Dataset content:
· · ·

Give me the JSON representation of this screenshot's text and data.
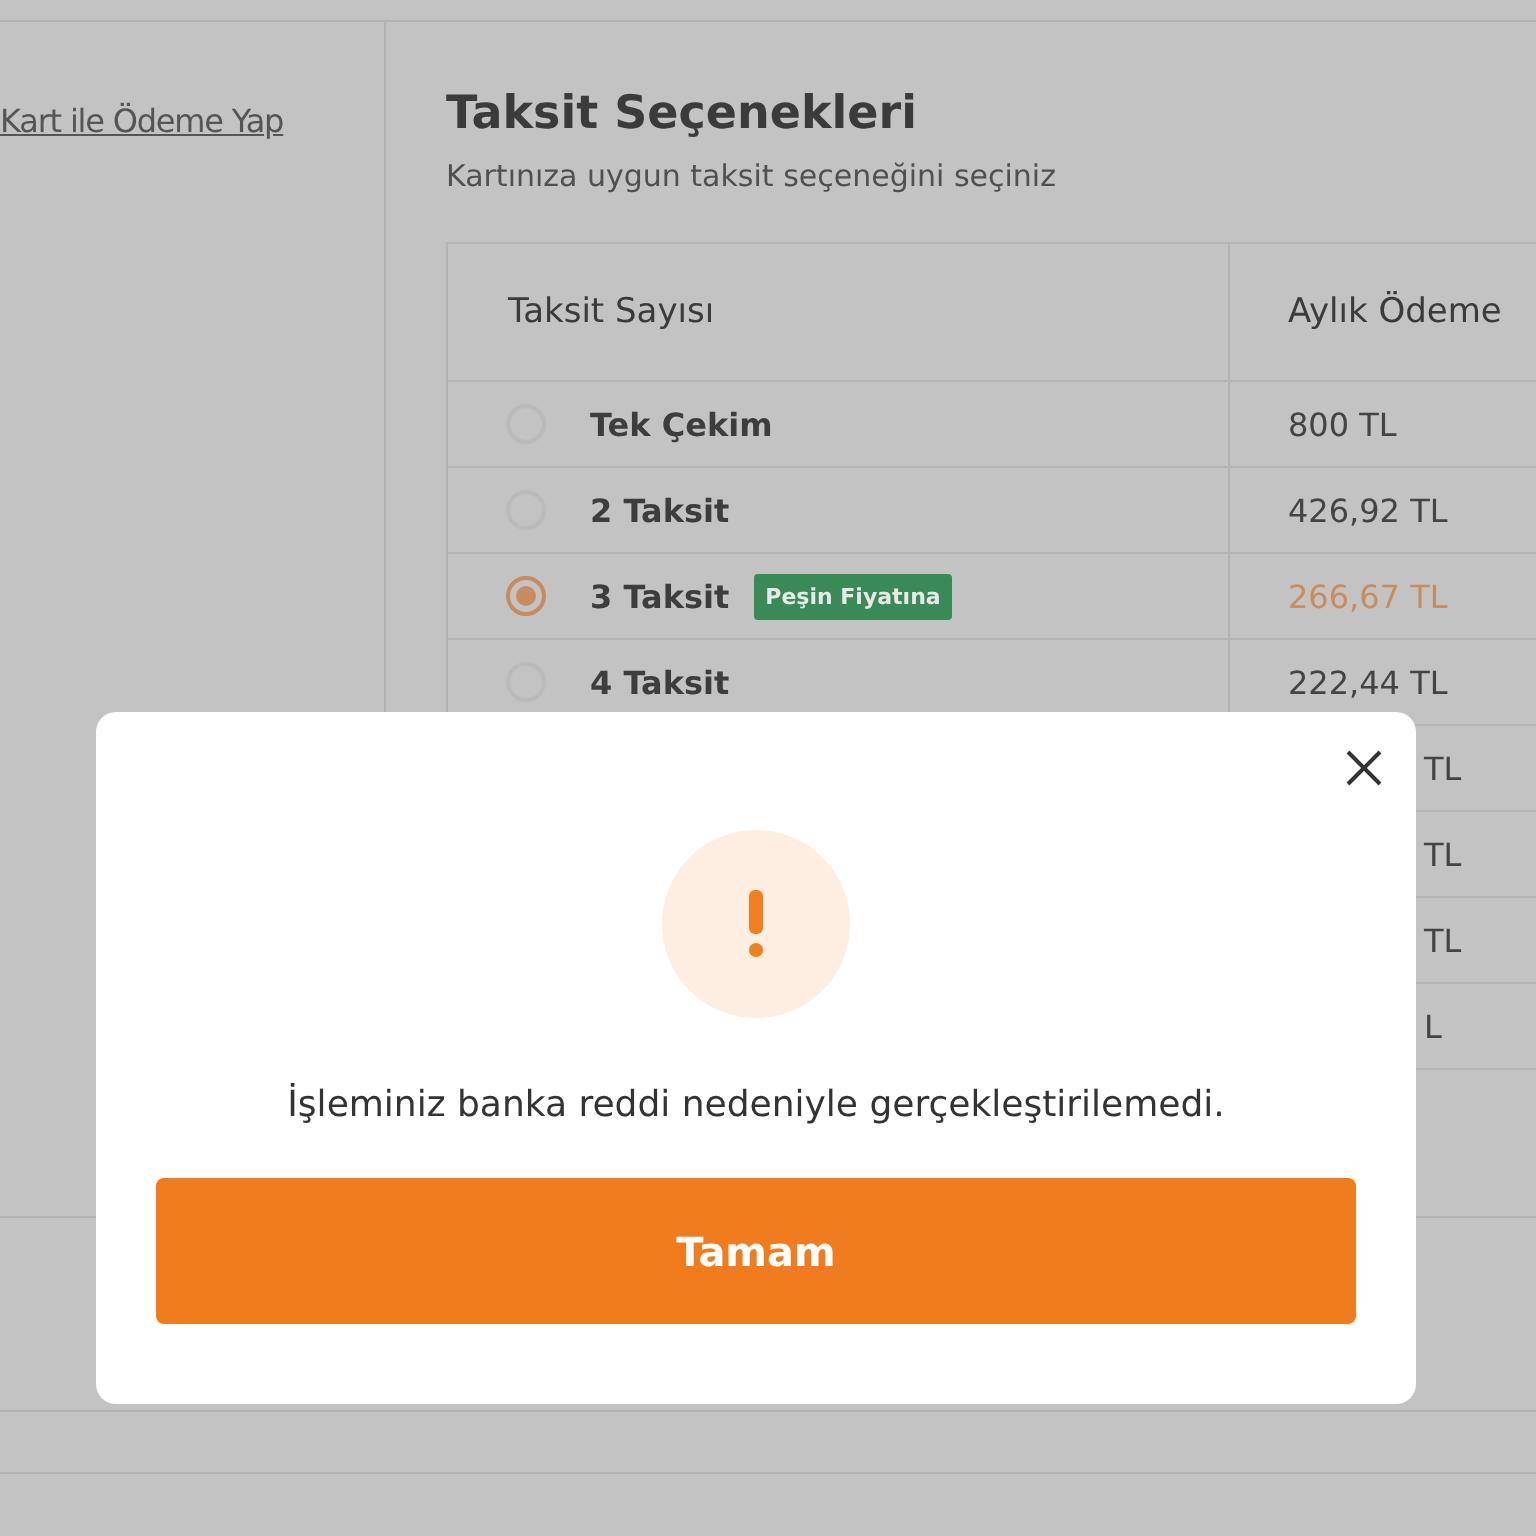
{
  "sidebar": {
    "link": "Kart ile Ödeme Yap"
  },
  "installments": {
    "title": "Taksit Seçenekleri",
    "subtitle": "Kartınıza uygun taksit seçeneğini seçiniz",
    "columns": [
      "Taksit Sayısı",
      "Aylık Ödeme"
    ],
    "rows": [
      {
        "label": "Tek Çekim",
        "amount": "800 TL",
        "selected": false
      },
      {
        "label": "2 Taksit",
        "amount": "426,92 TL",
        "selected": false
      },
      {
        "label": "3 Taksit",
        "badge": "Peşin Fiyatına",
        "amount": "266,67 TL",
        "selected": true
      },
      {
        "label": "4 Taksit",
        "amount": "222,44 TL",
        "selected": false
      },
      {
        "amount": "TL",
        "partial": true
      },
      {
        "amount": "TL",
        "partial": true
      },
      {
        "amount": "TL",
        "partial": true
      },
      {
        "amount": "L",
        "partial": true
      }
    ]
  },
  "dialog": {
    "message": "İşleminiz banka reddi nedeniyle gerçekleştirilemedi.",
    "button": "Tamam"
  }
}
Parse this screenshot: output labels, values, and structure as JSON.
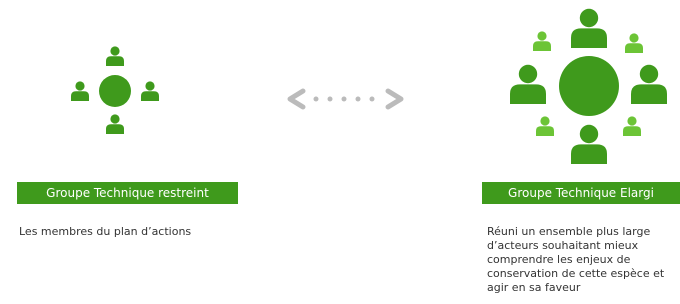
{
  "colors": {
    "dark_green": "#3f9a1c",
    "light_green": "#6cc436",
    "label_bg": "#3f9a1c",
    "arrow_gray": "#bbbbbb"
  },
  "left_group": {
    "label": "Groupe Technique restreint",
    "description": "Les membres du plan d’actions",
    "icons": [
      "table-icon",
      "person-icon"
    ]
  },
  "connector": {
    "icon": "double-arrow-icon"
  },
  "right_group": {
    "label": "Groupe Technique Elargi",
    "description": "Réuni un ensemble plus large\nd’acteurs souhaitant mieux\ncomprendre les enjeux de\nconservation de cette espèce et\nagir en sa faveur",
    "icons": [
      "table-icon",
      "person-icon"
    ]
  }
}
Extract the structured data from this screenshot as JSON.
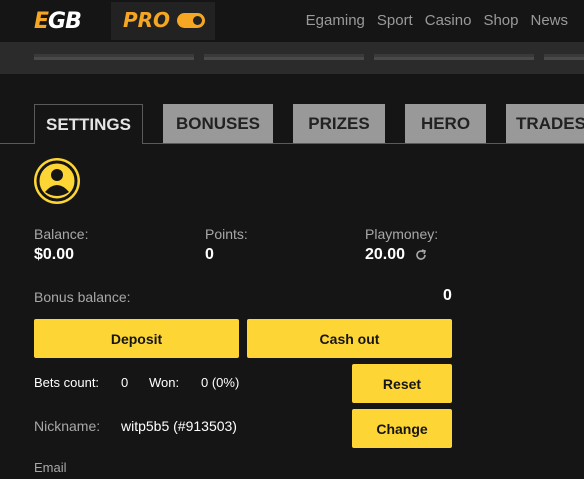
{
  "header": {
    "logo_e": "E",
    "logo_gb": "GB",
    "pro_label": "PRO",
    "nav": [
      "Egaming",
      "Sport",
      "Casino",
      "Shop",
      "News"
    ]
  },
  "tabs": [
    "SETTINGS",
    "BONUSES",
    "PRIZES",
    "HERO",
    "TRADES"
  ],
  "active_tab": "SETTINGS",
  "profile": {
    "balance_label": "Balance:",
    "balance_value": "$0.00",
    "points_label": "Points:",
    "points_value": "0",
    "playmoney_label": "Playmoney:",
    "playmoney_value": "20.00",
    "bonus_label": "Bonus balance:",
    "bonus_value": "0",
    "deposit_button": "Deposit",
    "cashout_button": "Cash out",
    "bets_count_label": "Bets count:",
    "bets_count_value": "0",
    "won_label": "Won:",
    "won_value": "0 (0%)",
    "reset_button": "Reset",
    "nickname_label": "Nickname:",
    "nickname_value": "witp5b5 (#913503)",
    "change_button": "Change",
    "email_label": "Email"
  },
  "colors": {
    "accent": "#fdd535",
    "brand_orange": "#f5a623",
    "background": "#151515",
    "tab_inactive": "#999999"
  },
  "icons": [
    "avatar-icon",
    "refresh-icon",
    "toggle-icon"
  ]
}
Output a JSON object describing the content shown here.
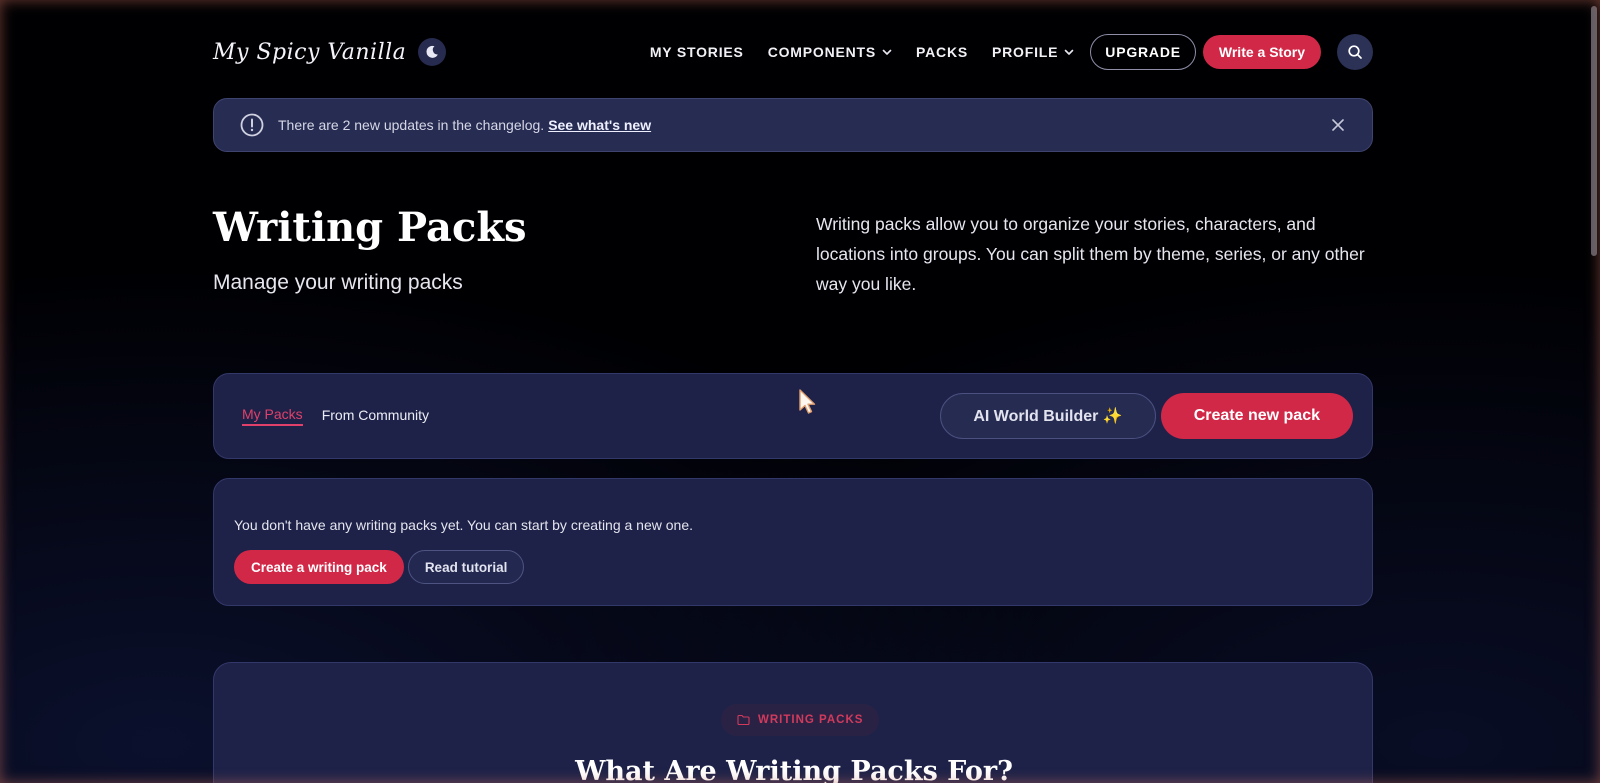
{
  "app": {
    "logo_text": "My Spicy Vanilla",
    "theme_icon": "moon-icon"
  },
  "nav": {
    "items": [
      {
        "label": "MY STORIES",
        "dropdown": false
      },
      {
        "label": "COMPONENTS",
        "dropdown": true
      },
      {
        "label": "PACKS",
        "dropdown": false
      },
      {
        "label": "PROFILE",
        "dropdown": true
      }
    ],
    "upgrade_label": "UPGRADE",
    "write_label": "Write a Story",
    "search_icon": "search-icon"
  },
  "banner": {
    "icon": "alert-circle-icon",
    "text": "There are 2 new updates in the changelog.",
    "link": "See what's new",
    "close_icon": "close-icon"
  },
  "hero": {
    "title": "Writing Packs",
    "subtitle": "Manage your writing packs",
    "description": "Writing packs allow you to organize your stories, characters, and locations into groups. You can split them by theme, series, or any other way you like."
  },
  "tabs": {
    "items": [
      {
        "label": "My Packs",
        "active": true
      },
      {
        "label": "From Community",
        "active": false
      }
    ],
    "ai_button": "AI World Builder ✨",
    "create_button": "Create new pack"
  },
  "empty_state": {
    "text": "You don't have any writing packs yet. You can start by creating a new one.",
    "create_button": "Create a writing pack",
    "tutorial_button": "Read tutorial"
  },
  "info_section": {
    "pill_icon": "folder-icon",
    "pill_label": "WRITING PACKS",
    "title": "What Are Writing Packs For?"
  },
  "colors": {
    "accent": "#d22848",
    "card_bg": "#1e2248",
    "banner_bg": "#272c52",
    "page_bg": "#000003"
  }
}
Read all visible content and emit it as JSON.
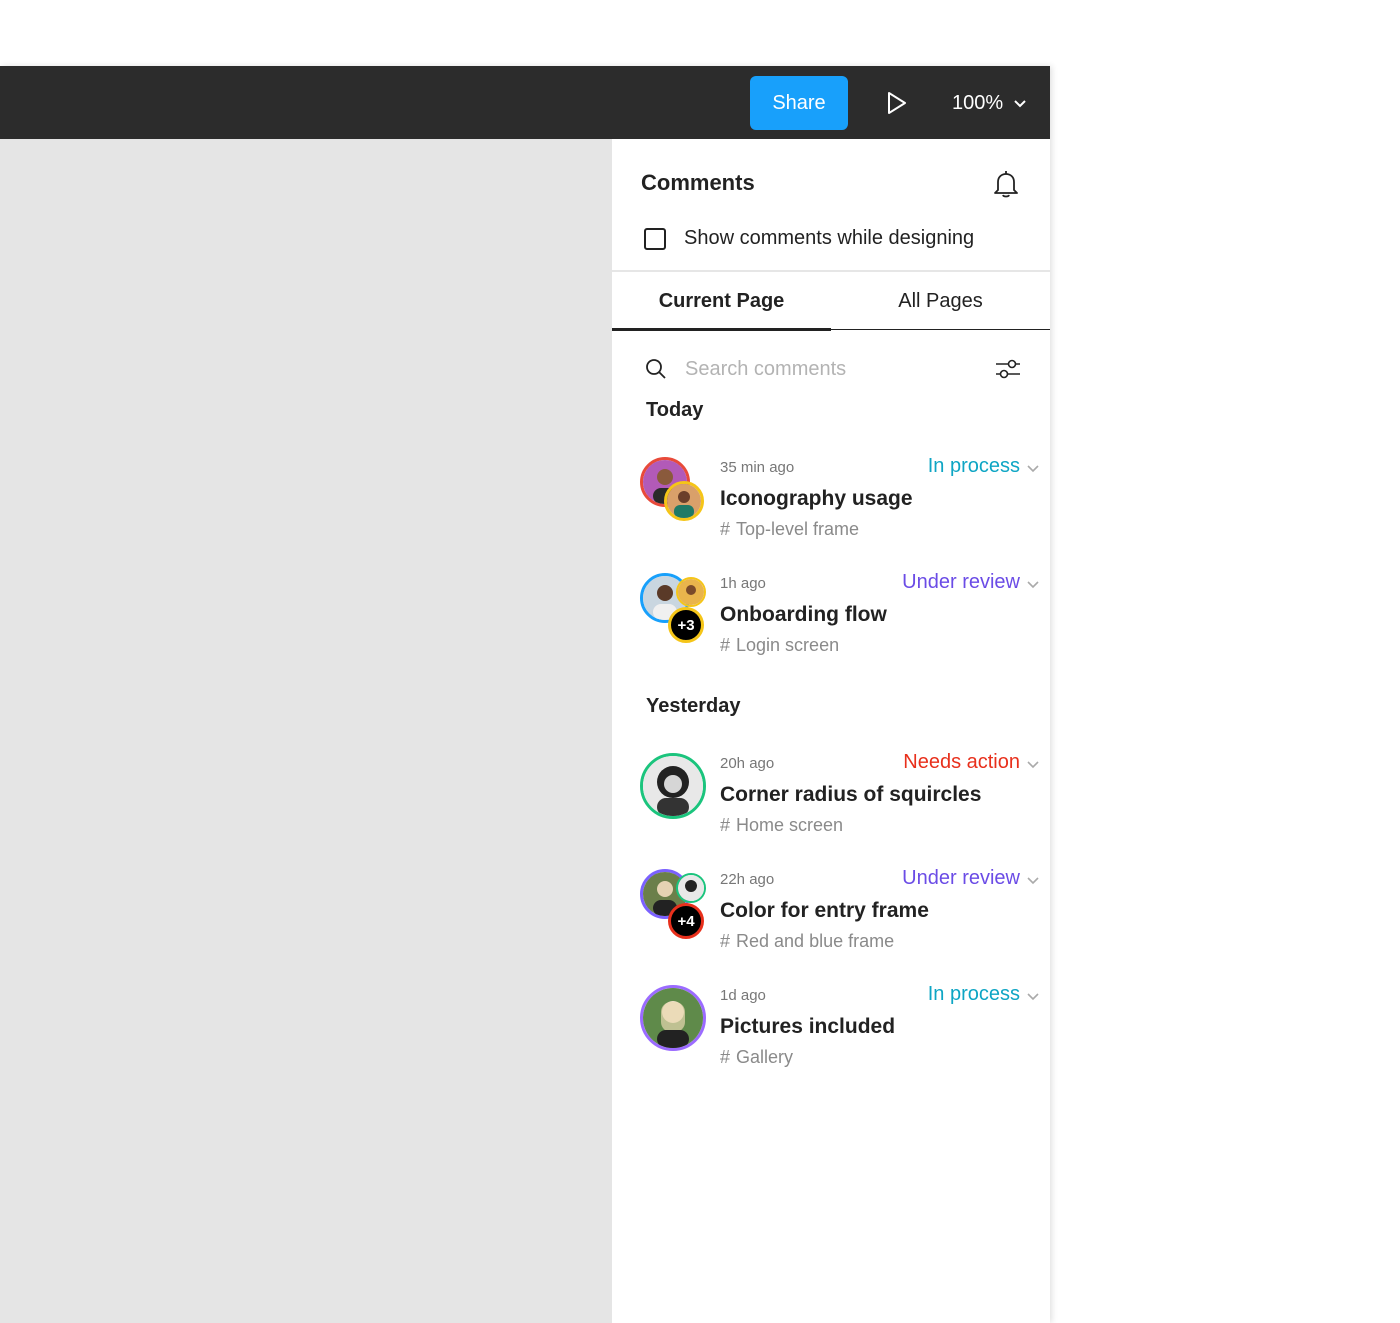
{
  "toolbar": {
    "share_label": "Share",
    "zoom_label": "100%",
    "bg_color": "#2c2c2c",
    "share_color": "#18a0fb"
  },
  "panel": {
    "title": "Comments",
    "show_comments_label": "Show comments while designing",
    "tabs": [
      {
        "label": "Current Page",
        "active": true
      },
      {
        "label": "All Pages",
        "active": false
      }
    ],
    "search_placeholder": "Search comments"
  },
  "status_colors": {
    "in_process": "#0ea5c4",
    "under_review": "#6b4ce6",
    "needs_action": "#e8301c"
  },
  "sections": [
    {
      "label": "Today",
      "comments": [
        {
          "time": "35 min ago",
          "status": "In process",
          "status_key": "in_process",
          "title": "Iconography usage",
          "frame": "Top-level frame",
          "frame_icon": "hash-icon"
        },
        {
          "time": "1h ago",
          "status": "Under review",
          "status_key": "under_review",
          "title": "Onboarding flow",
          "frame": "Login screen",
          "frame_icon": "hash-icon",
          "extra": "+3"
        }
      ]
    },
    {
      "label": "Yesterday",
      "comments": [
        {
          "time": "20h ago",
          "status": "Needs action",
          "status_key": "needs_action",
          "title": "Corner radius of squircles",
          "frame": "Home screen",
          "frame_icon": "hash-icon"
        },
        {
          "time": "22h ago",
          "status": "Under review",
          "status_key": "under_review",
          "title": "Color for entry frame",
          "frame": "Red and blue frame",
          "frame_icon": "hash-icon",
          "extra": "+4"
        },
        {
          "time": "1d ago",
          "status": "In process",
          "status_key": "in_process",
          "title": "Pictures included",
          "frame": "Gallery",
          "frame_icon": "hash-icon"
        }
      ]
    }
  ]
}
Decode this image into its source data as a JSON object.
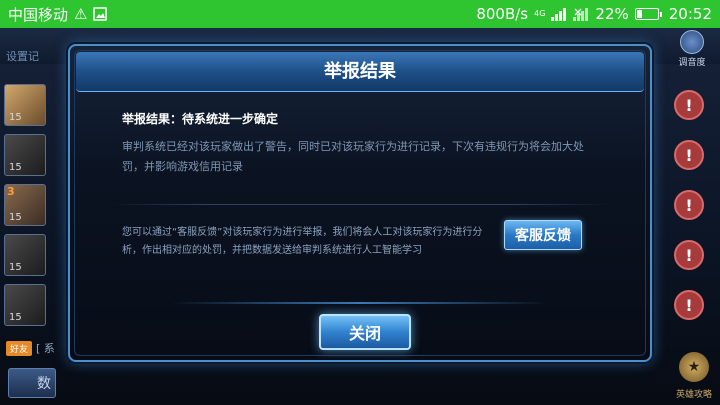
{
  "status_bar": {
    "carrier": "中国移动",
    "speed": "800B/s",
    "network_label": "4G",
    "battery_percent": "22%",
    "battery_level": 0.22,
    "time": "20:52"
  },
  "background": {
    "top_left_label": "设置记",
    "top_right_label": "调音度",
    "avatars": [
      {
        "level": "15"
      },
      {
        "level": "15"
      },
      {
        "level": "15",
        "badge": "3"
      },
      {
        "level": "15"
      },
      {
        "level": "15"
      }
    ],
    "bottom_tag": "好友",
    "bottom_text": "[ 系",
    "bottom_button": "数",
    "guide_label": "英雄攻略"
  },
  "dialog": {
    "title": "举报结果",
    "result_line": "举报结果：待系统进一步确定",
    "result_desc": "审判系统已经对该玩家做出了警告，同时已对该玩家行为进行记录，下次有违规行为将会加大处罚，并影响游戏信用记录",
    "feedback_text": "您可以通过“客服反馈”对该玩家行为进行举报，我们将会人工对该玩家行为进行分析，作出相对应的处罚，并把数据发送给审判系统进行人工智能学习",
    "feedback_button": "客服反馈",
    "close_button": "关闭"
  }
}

· · ·

Directive: Sift through the entries and copy every line with "link".

Result:
    "link": "Kart ile Ödeme Yap"
    "link": "See what's new",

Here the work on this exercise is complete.